» **Task brief**:
Extract all of the data and reproduce it precisely.

» **The input**:
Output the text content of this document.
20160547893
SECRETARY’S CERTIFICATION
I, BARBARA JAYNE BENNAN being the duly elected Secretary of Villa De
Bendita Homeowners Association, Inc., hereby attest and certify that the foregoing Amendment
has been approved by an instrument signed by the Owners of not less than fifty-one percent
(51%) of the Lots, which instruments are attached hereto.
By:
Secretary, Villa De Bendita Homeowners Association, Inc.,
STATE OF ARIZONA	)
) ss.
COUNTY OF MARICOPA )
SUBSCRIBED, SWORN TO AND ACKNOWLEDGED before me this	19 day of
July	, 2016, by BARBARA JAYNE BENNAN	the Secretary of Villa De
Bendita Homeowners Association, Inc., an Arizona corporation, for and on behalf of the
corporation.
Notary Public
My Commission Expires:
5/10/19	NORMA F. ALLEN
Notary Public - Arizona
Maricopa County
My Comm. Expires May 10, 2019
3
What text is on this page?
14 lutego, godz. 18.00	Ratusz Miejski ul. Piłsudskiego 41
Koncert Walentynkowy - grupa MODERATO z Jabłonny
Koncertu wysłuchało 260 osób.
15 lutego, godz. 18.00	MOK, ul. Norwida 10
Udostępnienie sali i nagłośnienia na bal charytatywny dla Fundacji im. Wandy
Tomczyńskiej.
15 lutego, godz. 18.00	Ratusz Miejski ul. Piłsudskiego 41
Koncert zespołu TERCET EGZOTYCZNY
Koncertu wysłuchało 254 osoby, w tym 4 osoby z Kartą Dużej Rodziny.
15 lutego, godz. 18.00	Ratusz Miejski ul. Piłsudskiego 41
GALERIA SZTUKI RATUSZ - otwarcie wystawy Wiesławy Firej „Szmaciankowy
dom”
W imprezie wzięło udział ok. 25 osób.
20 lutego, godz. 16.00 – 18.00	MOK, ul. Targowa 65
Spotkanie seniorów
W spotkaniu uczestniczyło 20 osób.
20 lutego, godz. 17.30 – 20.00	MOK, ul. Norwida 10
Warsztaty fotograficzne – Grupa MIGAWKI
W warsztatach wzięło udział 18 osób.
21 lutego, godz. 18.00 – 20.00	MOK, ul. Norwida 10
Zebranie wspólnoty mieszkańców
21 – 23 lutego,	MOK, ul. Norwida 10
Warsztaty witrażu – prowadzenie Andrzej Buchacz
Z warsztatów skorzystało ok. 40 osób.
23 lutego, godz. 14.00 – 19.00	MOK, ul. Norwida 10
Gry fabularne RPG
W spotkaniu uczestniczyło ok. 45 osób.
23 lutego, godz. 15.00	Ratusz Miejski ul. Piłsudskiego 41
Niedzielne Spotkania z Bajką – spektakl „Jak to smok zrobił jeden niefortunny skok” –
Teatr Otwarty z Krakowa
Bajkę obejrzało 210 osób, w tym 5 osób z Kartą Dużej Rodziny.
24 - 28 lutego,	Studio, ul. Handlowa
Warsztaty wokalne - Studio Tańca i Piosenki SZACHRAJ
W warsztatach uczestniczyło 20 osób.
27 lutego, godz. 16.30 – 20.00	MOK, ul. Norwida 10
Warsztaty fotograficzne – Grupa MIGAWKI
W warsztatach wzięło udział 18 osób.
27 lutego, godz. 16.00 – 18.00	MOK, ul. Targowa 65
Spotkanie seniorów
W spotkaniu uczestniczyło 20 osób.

» **Task result**:
Output the text content of this document.
20160547893
SECRETARY’S CERTIFICATION
I, BARBARA JAYNE BENNAN being the duly elected Secretary of Villa De
Bendita Homeowners Association, Inc., hereby attest and certify that the foregoing Amendment
has been approved by an instrument signed by the Owners of not less than fifty-one percent
(51%) of the Lots, which instruments are attached hereto.
By:
Secretary, Villa De Bendita Homeowners Association, Inc.,
STATE OF ARIZONA	)
) ss.
COUNTY OF MARICOPA )
SUBSCRIBED, SWORN TO AND ACKNOWLEDGED before me this	19 day of
July	, 2016, by BARBARA JAYNE BENNAN	the Secretary of Villa De
Bendita Homeowners Association, Inc., an Arizona corporation, for and on behalf of the
corporation.
Notary Public
My Commission Expires:
5/10/19	NORMA F. ALLEN
Notary Public - Arizona
Maricopa County
My Comm. Expires May 10, 2019
3
What text is on this page?
14 lutego, godz. 18.00	Ratusz Miejski ul. Piłsudskiego 41
Koncert Walentynkowy - grupa MODERATO z Jabłonny
Koncertu wysłuchało 260 osób.
15 lutego, godz. 18.00	MOK, ul. Norwida 10
Udostępnienie sali i nagłośnienia na bal charytatywny dla Fundacji im. Wandy
Tomczyńskiej.
15 lutego, godz. 18.00	Ratusz Miejski ul. Piłsudskiego 41
Koncert zespołu TERCET EGZOTYCZNY
Koncertu wysłuchało 254 osoby, w tym 4 osoby z Kartą Dużej Rodziny.
15 lutego, godz. 18.00	Ratusz Miejski ul. Piłsudskiego 41
GALERIA SZTUKI RATUSZ - otwarcie wystawy Wiesławy Firej „Szmaciankowy
dom”
W imprezie wzięło udział ok. 25 osób.
20 lutego, godz. 16.00 – 18.00	MOK, ul. Targowa 65
Spotkanie seniorów
W spotkaniu uczestniczyło 20 osób.
20 lutego, godz. 17.30 – 20.00	MOK, ul. Norwida 10
Warsztaty fotograficzne – Grupa MIGAWKI
W warsztatach wzięło udział 18 osób.
21 lutego, godz. 18.00 – 20.00	MOK, ul. Norwida 10
Zebranie wspólnoty mieszkańców
21 – 23 lutego,	MOK, ul. Norwida 10
Warsztaty witrażu – prowadzenie Andrzej Buchacz
Z warsztatów skorzystało ok. 40 osób.
23 lutego, godz. 14.00 – 19.00	MOK, ul. Norwida 10
Gry fabularne RPG
W spotkaniu uczestniczyło ok. 45 osób.
23 lutego, godz. 15.00	Ratusz Miejski ul. Piłsudskiego 41
Niedzielne Spotkania z Bajką – spektakl „Jak to smok zrobił jeden niefortunny skok” –
Teatr Otwarty z Krakowa
Bajkę obejrzało 210 osób, w tym 5 osób z Kartą Dużej Rodziny.
24 - 28 lutego,	Studio, ul. Handlowa
Warsztaty wokalne - Studio Tańca i Piosenki SZACHRAJ
W warsztatach uczestniczyło 20 osób.
27 lutego, godz. 16.30 – 20.00	MOK, ul. Norwida 10
Warsztaty fotograficzne – Grupa MIGAWKI
W warsztatach wzięło udział 18 osób.
27 lutego, godz. 16.00 – 18.00	MOK, ul. Targowa 65
Spotkanie seniorów
W spotkaniu uczestniczyło 20 osób.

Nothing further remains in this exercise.